Source records =
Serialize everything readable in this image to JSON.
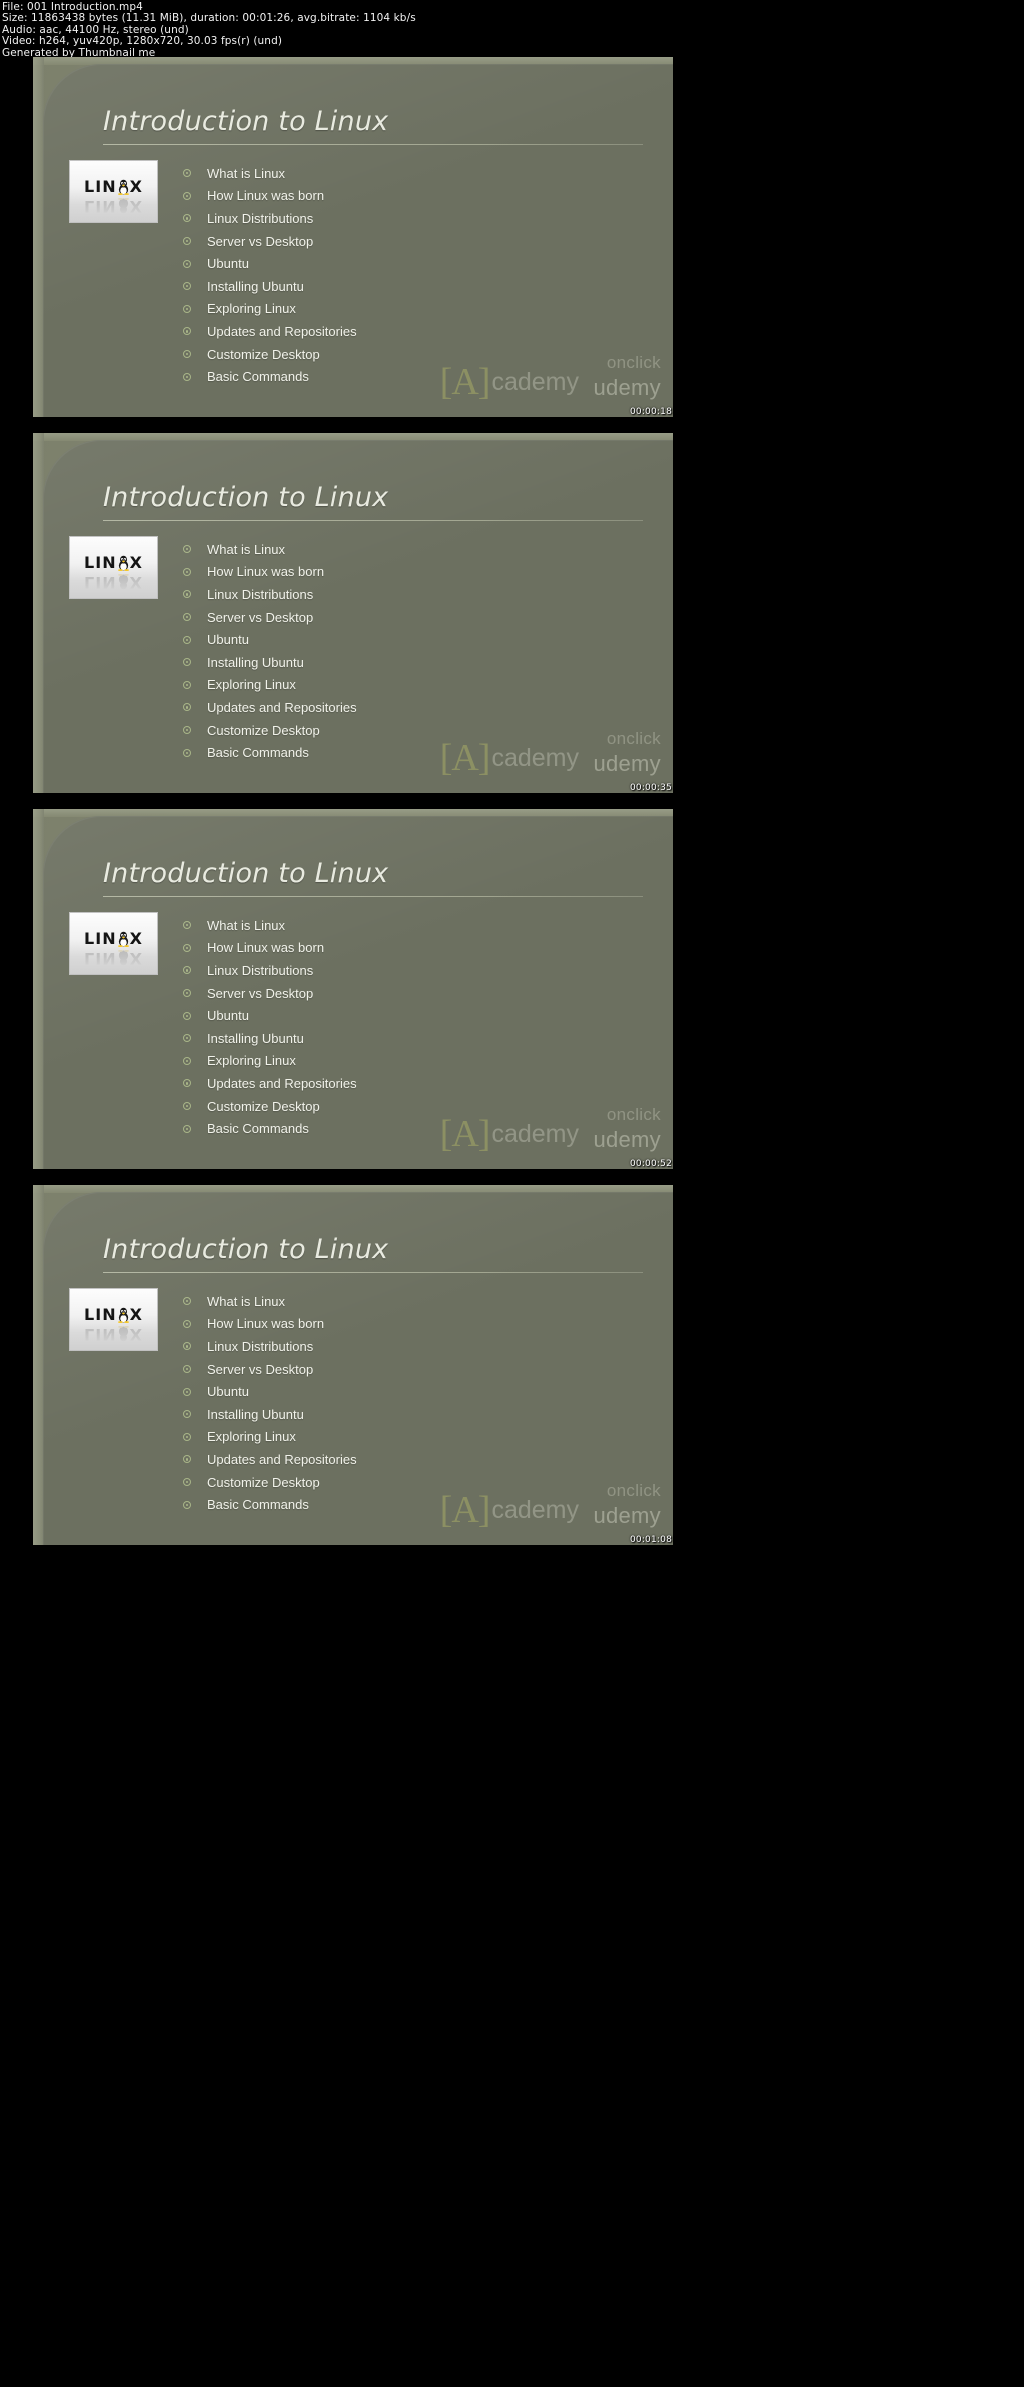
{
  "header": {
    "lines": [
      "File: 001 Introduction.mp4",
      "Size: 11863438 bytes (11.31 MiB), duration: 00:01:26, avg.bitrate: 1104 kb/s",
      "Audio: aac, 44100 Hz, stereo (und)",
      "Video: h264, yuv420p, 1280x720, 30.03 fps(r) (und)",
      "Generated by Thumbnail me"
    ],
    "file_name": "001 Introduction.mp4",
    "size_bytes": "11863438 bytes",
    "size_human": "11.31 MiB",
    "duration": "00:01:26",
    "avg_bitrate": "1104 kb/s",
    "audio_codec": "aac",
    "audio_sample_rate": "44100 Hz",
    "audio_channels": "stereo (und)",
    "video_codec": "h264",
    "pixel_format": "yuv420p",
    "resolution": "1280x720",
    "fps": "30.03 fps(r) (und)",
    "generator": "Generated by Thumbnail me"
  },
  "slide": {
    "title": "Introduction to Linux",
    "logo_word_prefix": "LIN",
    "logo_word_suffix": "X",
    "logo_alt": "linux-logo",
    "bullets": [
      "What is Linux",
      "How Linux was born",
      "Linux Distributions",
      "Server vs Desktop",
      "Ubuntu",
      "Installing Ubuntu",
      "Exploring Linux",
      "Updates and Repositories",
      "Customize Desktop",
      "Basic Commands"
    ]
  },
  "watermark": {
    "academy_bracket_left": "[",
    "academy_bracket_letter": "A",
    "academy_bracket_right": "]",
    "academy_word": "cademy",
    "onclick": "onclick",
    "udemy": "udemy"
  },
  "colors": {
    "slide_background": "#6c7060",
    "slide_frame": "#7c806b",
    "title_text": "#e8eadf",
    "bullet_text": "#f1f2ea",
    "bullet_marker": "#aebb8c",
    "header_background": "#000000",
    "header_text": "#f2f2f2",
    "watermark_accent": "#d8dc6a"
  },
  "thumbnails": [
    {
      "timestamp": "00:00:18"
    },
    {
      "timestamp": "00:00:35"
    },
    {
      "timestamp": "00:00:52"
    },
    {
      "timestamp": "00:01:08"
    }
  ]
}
--
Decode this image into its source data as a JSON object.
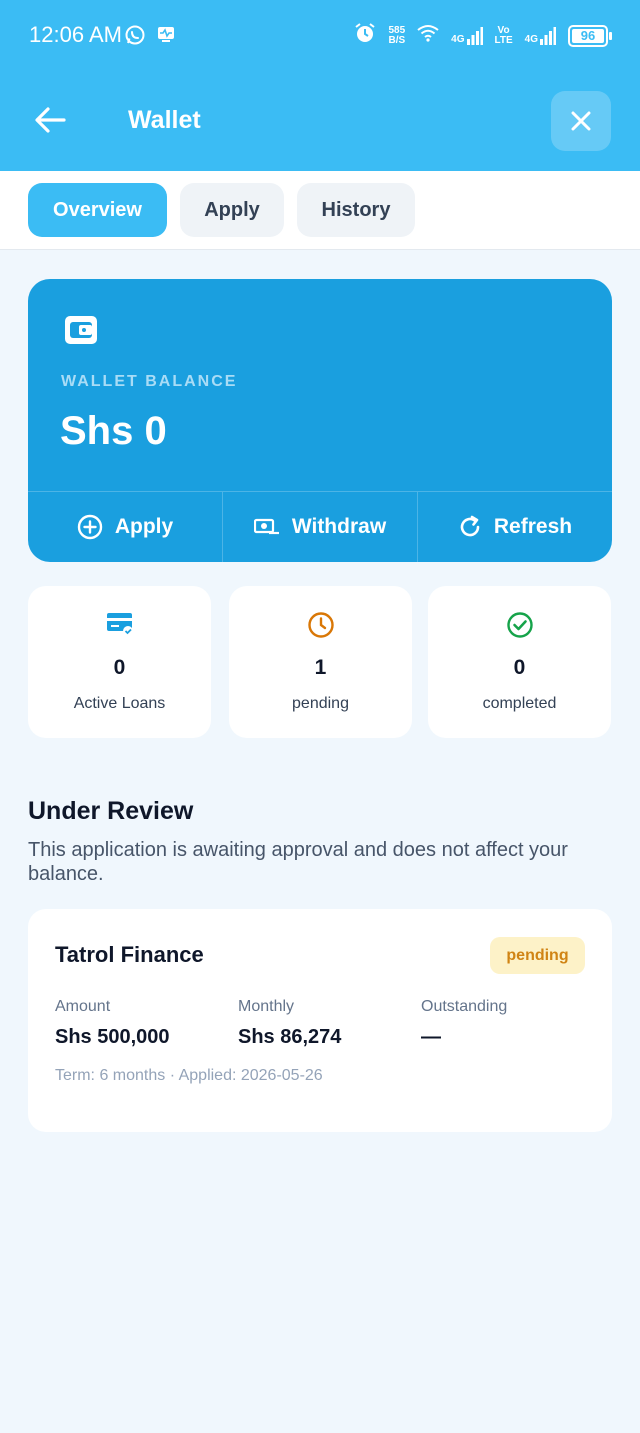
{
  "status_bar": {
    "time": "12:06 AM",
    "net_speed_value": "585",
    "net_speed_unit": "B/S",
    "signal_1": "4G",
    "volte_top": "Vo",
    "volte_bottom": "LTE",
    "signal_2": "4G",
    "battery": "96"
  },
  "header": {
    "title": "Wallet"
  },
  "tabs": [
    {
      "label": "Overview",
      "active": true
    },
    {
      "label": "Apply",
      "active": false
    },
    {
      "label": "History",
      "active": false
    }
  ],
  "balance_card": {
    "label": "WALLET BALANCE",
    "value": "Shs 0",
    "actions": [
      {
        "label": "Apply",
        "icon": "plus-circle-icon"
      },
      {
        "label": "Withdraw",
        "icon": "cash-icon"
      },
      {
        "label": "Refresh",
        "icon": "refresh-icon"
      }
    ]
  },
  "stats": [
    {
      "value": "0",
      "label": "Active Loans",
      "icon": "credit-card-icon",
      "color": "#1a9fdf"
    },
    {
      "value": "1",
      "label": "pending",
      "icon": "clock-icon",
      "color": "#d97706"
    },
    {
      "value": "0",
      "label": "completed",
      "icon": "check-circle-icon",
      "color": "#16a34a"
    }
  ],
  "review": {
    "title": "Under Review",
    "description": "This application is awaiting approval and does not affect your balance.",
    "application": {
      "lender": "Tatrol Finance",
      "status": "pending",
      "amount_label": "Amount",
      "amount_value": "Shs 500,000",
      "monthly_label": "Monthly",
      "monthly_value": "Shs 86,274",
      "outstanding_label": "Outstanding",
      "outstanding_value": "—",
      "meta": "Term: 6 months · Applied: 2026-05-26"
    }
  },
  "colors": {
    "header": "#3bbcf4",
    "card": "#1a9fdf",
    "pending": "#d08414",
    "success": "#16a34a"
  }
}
---
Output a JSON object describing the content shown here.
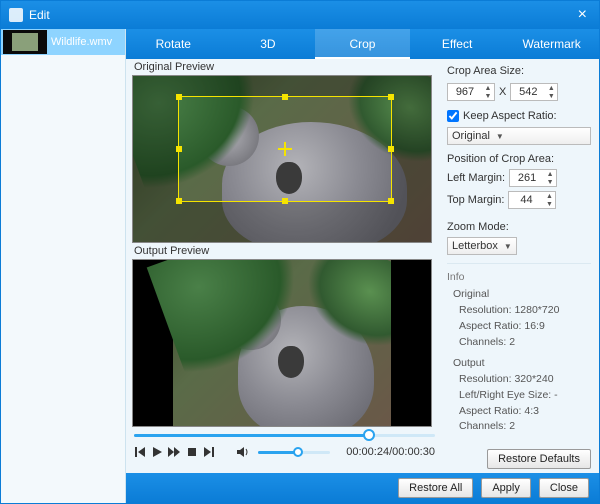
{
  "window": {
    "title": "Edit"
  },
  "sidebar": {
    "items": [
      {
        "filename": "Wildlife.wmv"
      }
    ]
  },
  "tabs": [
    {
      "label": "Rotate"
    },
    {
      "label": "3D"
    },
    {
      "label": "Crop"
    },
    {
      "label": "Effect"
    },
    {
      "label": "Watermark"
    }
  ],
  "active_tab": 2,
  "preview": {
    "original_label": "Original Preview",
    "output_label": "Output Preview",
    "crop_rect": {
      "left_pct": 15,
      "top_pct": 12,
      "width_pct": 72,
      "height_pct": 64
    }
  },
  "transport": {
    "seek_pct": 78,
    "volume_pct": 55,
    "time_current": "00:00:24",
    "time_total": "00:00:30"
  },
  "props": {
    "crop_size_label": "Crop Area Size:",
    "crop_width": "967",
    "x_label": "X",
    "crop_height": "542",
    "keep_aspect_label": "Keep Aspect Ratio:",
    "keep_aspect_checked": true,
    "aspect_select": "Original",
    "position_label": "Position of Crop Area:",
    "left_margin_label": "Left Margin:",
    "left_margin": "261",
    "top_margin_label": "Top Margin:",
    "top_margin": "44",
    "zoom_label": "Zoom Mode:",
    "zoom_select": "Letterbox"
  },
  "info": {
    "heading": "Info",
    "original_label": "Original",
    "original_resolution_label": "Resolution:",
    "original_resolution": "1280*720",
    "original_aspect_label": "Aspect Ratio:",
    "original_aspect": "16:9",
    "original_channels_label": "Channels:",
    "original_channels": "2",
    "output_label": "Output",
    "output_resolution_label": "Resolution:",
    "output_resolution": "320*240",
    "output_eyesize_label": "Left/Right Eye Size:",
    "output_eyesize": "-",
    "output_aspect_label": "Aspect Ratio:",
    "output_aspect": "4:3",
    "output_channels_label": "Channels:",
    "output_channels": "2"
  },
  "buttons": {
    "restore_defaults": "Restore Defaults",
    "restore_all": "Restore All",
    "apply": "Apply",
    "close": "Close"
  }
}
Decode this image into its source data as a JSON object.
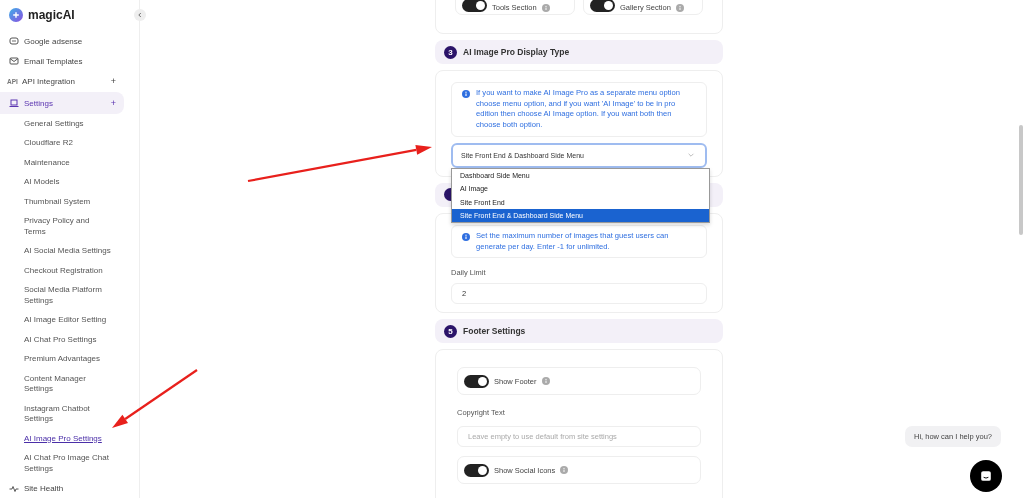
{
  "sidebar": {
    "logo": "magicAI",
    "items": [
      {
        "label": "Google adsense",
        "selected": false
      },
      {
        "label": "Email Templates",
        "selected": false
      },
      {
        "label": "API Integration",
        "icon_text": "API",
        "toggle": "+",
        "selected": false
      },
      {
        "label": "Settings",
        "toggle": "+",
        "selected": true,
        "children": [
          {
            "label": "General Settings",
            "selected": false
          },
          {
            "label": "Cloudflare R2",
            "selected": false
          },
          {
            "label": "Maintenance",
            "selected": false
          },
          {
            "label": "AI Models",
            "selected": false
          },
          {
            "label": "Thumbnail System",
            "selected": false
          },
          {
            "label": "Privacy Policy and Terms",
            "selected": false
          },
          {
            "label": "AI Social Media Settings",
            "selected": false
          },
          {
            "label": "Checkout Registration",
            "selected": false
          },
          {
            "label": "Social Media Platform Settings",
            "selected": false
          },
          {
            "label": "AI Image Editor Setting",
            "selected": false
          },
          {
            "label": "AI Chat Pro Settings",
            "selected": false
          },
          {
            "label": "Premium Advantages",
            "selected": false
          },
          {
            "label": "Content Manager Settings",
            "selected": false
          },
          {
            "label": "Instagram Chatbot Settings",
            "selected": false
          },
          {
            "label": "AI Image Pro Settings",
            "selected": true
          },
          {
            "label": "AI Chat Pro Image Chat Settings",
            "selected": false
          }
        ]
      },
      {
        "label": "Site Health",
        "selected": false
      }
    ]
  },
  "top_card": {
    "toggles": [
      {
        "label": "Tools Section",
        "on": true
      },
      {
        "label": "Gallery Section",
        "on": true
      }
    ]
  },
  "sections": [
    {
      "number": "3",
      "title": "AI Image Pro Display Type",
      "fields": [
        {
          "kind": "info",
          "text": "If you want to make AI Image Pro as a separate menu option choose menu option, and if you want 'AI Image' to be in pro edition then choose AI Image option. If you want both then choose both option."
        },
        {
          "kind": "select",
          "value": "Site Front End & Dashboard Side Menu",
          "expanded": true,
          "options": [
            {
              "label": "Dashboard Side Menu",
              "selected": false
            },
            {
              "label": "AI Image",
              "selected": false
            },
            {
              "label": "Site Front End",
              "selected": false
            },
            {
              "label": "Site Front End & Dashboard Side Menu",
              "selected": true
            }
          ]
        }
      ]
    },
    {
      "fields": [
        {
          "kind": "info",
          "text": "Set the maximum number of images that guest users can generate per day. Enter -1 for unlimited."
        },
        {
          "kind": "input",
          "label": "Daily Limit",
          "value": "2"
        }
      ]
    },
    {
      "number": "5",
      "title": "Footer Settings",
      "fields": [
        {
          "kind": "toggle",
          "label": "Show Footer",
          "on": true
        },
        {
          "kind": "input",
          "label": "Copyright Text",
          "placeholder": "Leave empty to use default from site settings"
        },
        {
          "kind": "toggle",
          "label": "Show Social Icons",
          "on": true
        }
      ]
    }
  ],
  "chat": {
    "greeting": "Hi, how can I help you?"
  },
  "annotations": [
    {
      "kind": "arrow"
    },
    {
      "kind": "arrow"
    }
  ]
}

The problem = Find the word "duration" in the material, then list each line that holds it.

Result =
      "Size: 11863438 bytes (11.31 MiB), duration: 00:01:26, avg.bitrate: 1104 kb/s",
    "duration": "00:01:26",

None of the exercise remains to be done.